[Dataset items]

(begin)

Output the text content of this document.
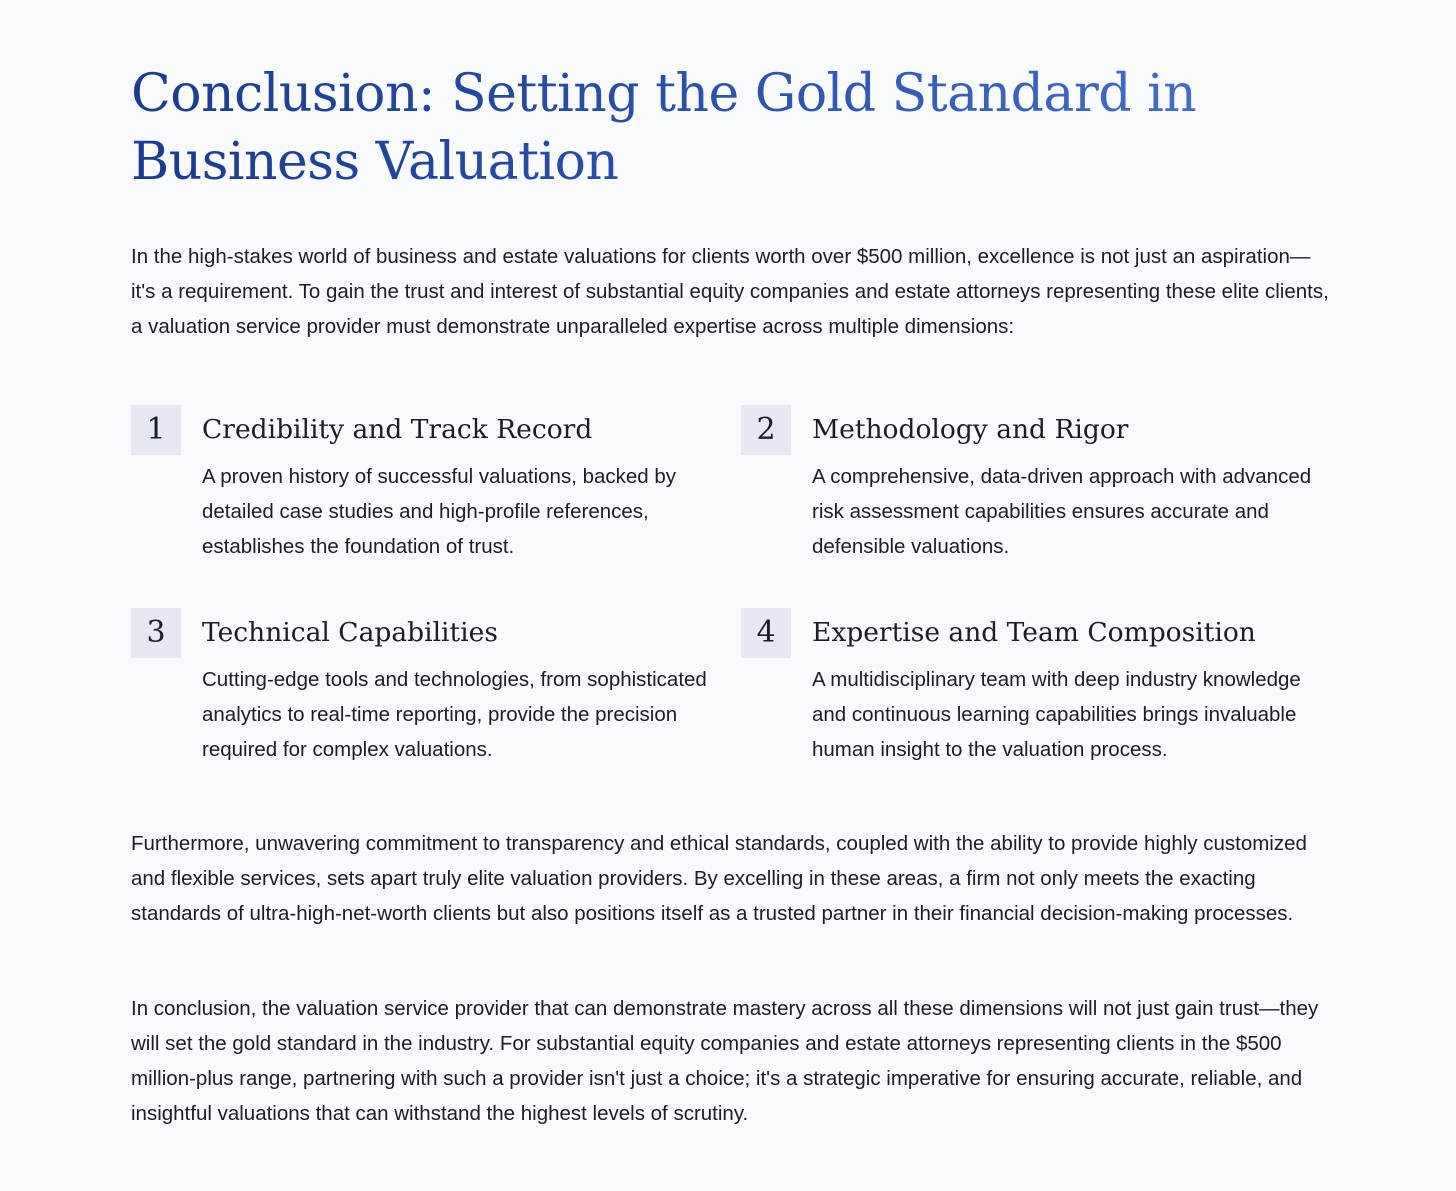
Conclusion: Setting the Gold Standard in Business Valuation

In the high-stakes world of business and estate valuations for clients worth over $500 million, excellence is not just an aspiration—it's a requirement. To gain the trust and interest of substantial equity companies and estate attorneys representing these elite clients, a valuation service provider must demonstrate unparalleled expertise across multiple dimensions:

1	Credibility and Track Record

A proven history of successful valuations, backed by detailed case studies and high-profile references, establishes the foundation of trust.

2	Methodology and Rigor

A comprehensive, data-driven approach with advanced risk assessment capabilities ensures accurate and defensible valuations.

3	Technical Capabilities

Cutting-edge tools and technologies, from sophisticated analytics to real-time reporting, provide the precision required for complex valuations.

4	Expertise and Team Composition

A multidisciplinary team with deep industry knowledge and continuous learning capabilities brings invaluable human insight to the valuation process.

Furthermore, unwavering commitment to transparency and ethical standards, coupled with the ability to provide highly customized and flexible services, sets apart truly elite valuation providers. By excelling in these areas, a firm not only meets the exacting standards of ultra-high-net-worth clients but also positions itself as a trusted partner in their financial decision-making processes.

In conclusion, the valuation service provider that can demonstrate mastery across all these dimensions will not just gain trust—they will set the gold standard in the industry. For substantial equity companies and estate attorneys representing clients in the $500 million-plus range, partnering with such a provider isn't just a choice; it's a strategic imperative for ensuring accurate, reliable, and insightful valuations that can withstand the highest levels of scrutiny.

(end)

Print each line of the material above exactly, with the pictures removed from your copy.

Output the text content of this document.
Conclusion: Setting the Gold Standard in Business Valuation

In the high-stakes world of business and estate valuations for clients worth over $500 million, excellence is not just an aspiration—it's a requirement. To gain the trust and interest of substantial equity companies and estate attorneys representing these elite clients, a valuation service provider must demonstrate unparalleled expertise across multiple dimensions:

1	Credibility and Track Record

A proven history of successful valuations, backed by detailed case studies and high-profile references, establishes the foundation of trust.

2	Methodology and Rigor

A comprehensive, data-driven approach with advanced risk assessment capabilities ensures accurate and defensible valuations.

3	Technical Capabilities

Cutting-edge tools and technologies, from sophisticated analytics to real-time reporting, provide the precision required for complex valuations.

4	Expertise and Team Composition

A multidisciplinary team with deep industry knowledge and continuous learning capabilities brings invaluable human insight to the valuation process.

Furthermore, unwavering commitment to transparency and ethical standards, coupled with the ability to provide highly customized and flexible services, sets apart truly elite valuation providers. By excelling in these areas, a firm not only meets the exacting standards of ultra-high-net-worth clients but also positions itself as a trusted partner in their financial decision-making processes.

In conclusion, the valuation service provider that can demonstrate mastery across all these dimensions will not just gain trust—they will set the gold standard in the industry. For substantial equity companies and estate attorneys representing clients in the $500 million-plus range, partnering with such a provider isn't just a choice; it's a strategic imperative for ensuring accurate, reliable, and insightful valuations that can withstand the highest levels of scrutiny.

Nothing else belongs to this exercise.